- Exercise directions
Provide a single number: the count of lines containing the string "портреты".

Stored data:
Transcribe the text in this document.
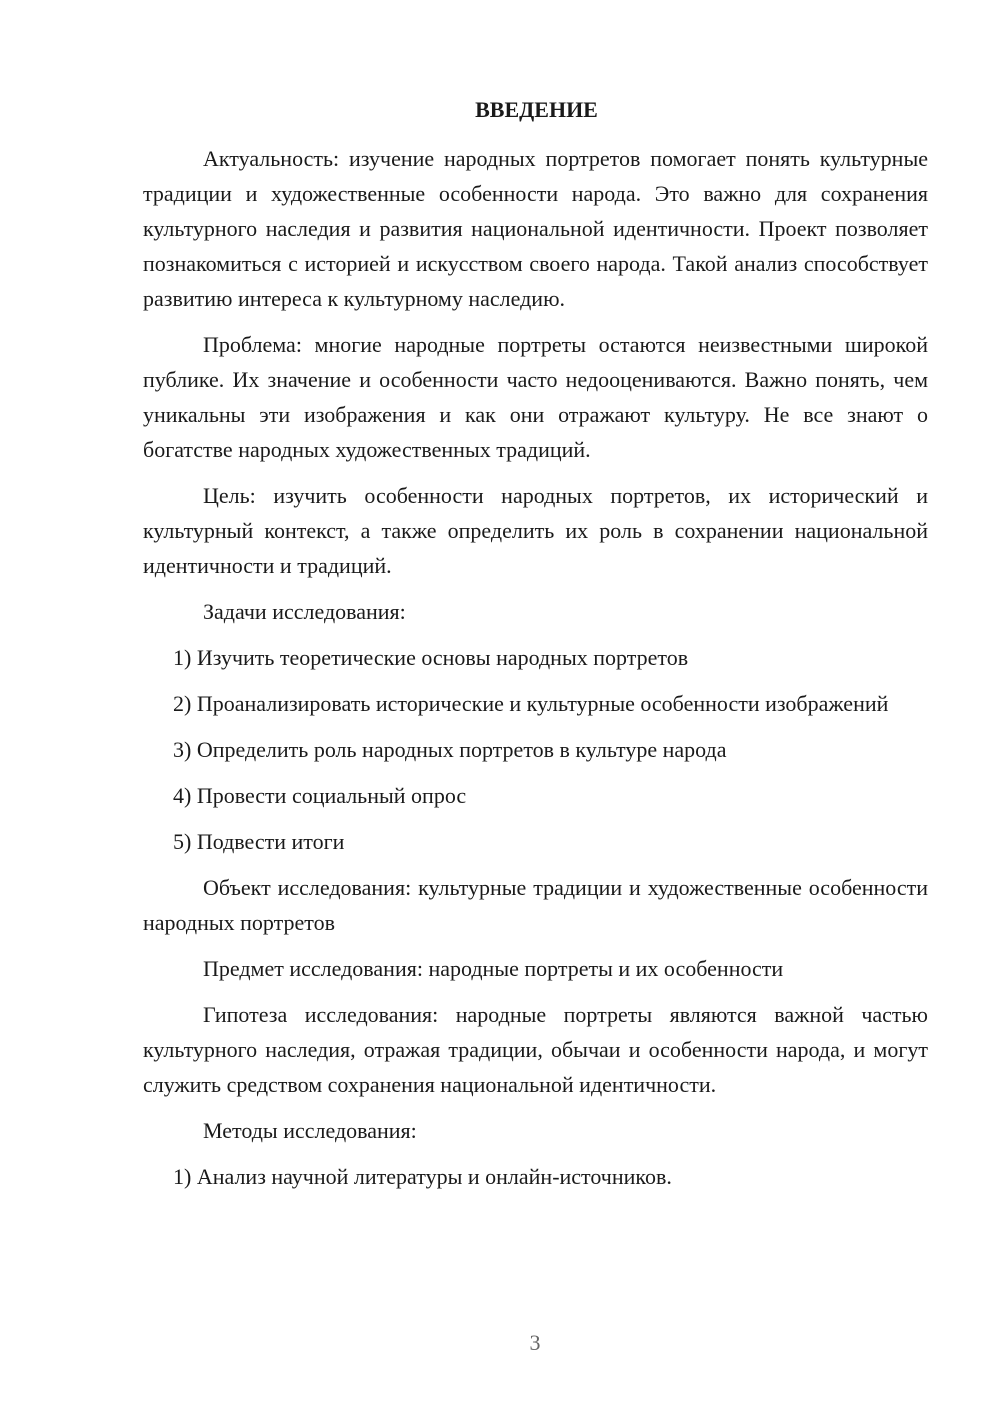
ВВЕДЕНИЕ

Актуальность: изучение народных портретов помогает понять культурные традиции и художественные особенности народа. Это важно для сохранения культурного наследия и развития национальной идентичности. Проект позволяет познакомиться с историей и искусством своего народа. Такой анализ способствует развитию интереса к культурному наследию.

Проблема: многие народные портреты остаются неизвестными широкой публике. Их значение и особенности часто недооцениваются. Важно понять, чем уникальны эти изображения и как они отражают культуру. Не все знают о богатстве народных художественных традиций.

Цель: изучить особенности народных портретов, их исторический и культурный контекст, а также определить их роль в сохранении национальной идентичности и традиций.

Задачи исследования:

1) Изучить теоретические основы народных портретов

2) Проанализировать исторические и культурные особенности изображений

3) Определить роль народных портретов в культуре народа

4) Провести социальный опрос

5) Подвести итоги

Объект исследования: культурные традиции и художественные особенности народных портретов

Предмет исследования: народные портреты и их особенности

Гипотеза исследования: народные портреты являются важной частью культурного наследия, отражая традиции, обычаи и особенности народа, и могут служить средством сохранения национальной идентичности.

Методы исследования:

1) Анализ научной литературы и онлайн-источников.

3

- Answer to the exercise
3